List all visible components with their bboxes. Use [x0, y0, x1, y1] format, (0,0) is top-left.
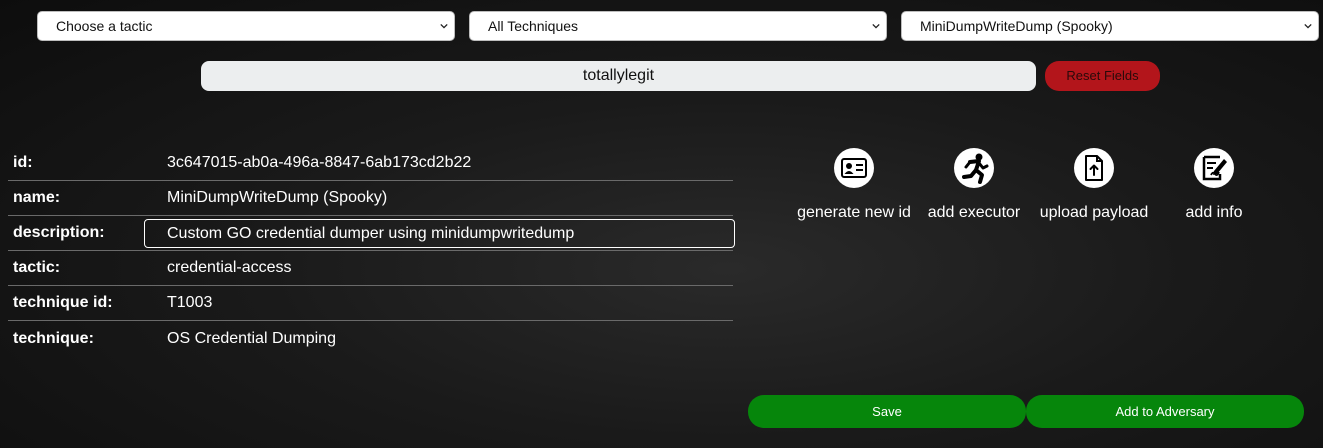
field-label: name:	[13, 189, 61, 206]
id-card-icon	[834, 148, 874, 188]
field-row-description: description: Custom GO credential dumper…	[8, 216, 735, 251]
field-value-name[interactable]: MiniDumpWriteDump (Spooky)	[162, 189, 387, 207]
ability-select[interactable]: MiniDumpWriteDump (Spooky)	[901, 11, 1319, 41]
field-row-name: name: MiniDumpWriteDump (Spooky)	[8, 181, 733, 216]
add-info-label: add info	[1185, 204, 1243, 221]
field-label: technique:	[13, 329, 94, 347]
field-label: tactic:	[13, 259, 61, 276]
field-row-technique-id: technique id: T1003	[8, 286, 733, 321]
ability-select-value: MiniDumpWriteDump (Spooky)	[920, 18, 1113, 34]
field-row-technique: technique: OS Credential Dumping	[8, 321, 733, 356]
chevron-down-icon	[872, 23, 880, 29]
description-input[interactable]: Custom GO credential dumper using minidu…	[144, 219, 735, 248]
save-button[interactable]: Save	[748, 395, 1026, 428]
field-label: description:	[13, 224, 105, 241]
edit-document-icon	[1194, 148, 1234, 188]
tactic-select-value: Choose a tactic	[56, 18, 153, 34]
reset-fields-button[interactable]: Reset Fields	[1045, 61, 1160, 91]
field-row-id: id: 3c647015-ab0a-496a-8847-6ab173cd2b22	[8, 146, 733, 181]
field-value-technique[interactable]: OS Credential Dumping	[162, 330, 336, 348]
running-person-icon	[954, 148, 994, 188]
upload-payload-label: upload payload	[1039, 204, 1149, 221]
field-value-technique-id[interactable]: T1003	[162, 294, 212, 312]
technique-select[interactable]: All Techniques	[469, 11, 887, 41]
field-row-tactic: tactic: credential-access	[8, 251, 733, 286]
add-executor-button[interactable]: add executor	[909, 148, 1039, 222]
search-input[interactable]: totallylegit	[201, 61, 1036, 91]
add-executor-label: add executor	[927, 204, 1021, 221]
generate-new-id-button[interactable]: generate new id	[789, 148, 919, 222]
generate-new-id-label: generate new id	[797, 204, 911, 221]
technique-select-value: All Techniques	[488, 18, 579, 34]
field-label: technique id:	[13, 294, 113, 311]
field-value-tactic[interactable]: credential-access	[162, 259, 292, 277]
chevron-down-icon	[440, 23, 448, 29]
upload-payload-button[interactable]: upload payload	[1029, 148, 1159, 222]
tactic-select[interactable]: Choose a tactic	[37, 11, 455, 41]
ability-fields-table: id: 3c647015-ab0a-496a-8847-6ab173cd2b22…	[8, 146, 735, 356]
field-value-id[interactable]: 3c647015-ab0a-496a-8847-6ab173cd2b22	[162, 154, 471, 172]
chevron-down-icon	[1304, 23, 1312, 29]
add-info-button[interactable]: add info	[1149, 148, 1279, 222]
field-label: id:	[13, 154, 33, 171]
file-upload-icon	[1074, 148, 1114, 188]
add-to-adversary-button[interactable]: Add to Adversary	[1026, 395, 1304, 428]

→ **Set exercise**
Copy the listing above word for word and line for line, leaving out the picture.

→ **Written response**
List all visible components with their bboxes. Use [x0, y0, x1, y1] format, (0,0) is top-left.
field-label: name:	[13, 189, 61, 206]
id-card-icon	[834, 148, 874, 188]
field-row-description: description: Custom GO credential dumper…	[8, 216, 735, 251]
field-value-name[interactable]: MiniDumpWriteDump (Spooky)	[162, 189, 387, 207]
ability-select[interactable]: MiniDumpWriteDump (Spooky)	[901, 11, 1319, 41]
field-row-name: name: MiniDumpWriteDump (Spooky)	[8, 181, 733, 216]
add-info-label: add info	[1185, 204, 1243, 221]
field-label: technique:	[13, 329, 94, 347]
field-label: tactic:	[13, 259, 61, 276]
field-row-technique-id: technique id: T1003	[8, 286, 733, 321]
ability-select-value: MiniDumpWriteDump (Spooky)	[920, 18, 1113, 34]
field-row-technique: technique: OS Credential Dumping	[8, 321, 733, 356]
chevron-down-icon	[872, 23, 880, 29]
description-input[interactable]: Custom GO credential dumper using minidu…	[144, 219, 735, 248]
save-button[interactable]: Save	[748, 395, 1026, 428]
field-label: description:	[13, 224, 105, 241]
edit-document-icon	[1194, 148, 1234, 188]
tactic-select-value: Choose a tactic	[56, 18, 153, 34]
reset-fields-button[interactable]: Reset Fields	[1045, 61, 1160, 91]
field-row-id: id: 3c647015-ab0a-496a-8847-6ab173cd2b22	[8, 146, 733, 181]
field-value-technique[interactable]: OS Credential Dumping	[162, 330, 336, 348]
running-person-icon	[954, 148, 994, 188]
upload-payload-label: upload payload	[1039, 204, 1149, 221]
field-value-technique-id[interactable]: T1003	[162, 294, 212, 312]
technique-select[interactable]: All Techniques	[469, 11, 887, 41]
field-row-tactic: tactic: credential-access	[8, 251, 733, 286]
add-executor-button[interactable]: add executor	[909, 148, 1039, 222]
search-input[interactable]: totallylegit	[201, 61, 1036, 91]
add-executor-label: add executor	[927, 204, 1021, 221]
generate-new-id-button[interactable]: generate new id	[789, 148, 919, 222]
generate-new-id-label: generate new id	[797, 204, 911, 221]
technique-select-value: All Techniques	[488, 18, 579, 34]
field-label: technique id:	[13, 294, 113, 311]
field-value-tactic[interactable]: credential-access	[162, 259, 292, 277]
chevron-down-icon	[440, 23, 448, 29]
upload-payload-button[interactable]: upload payload	[1029, 148, 1159, 222]
tactic-select[interactable]: Choose a tactic	[37, 11, 455, 41]
ability-fields-table: id: 3c647015-ab0a-496a-8847-6ab173cd2b22…	[8, 146, 735, 356]
field-value-id[interactable]: 3c647015-ab0a-496a-8847-6ab173cd2b22	[162, 154, 471, 172]
chevron-down-icon	[1304, 23, 1312, 29]
add-info-button[interactable]: add info	[1149, 148, 1279, 222]
field-label: id:	[13, 154, 33, 171]
file-upload-icon	[1074, 148, 1114, 188]
add-to-adversary-button[interactable]: Add to Adversary	[1026, 395, 1304, 428]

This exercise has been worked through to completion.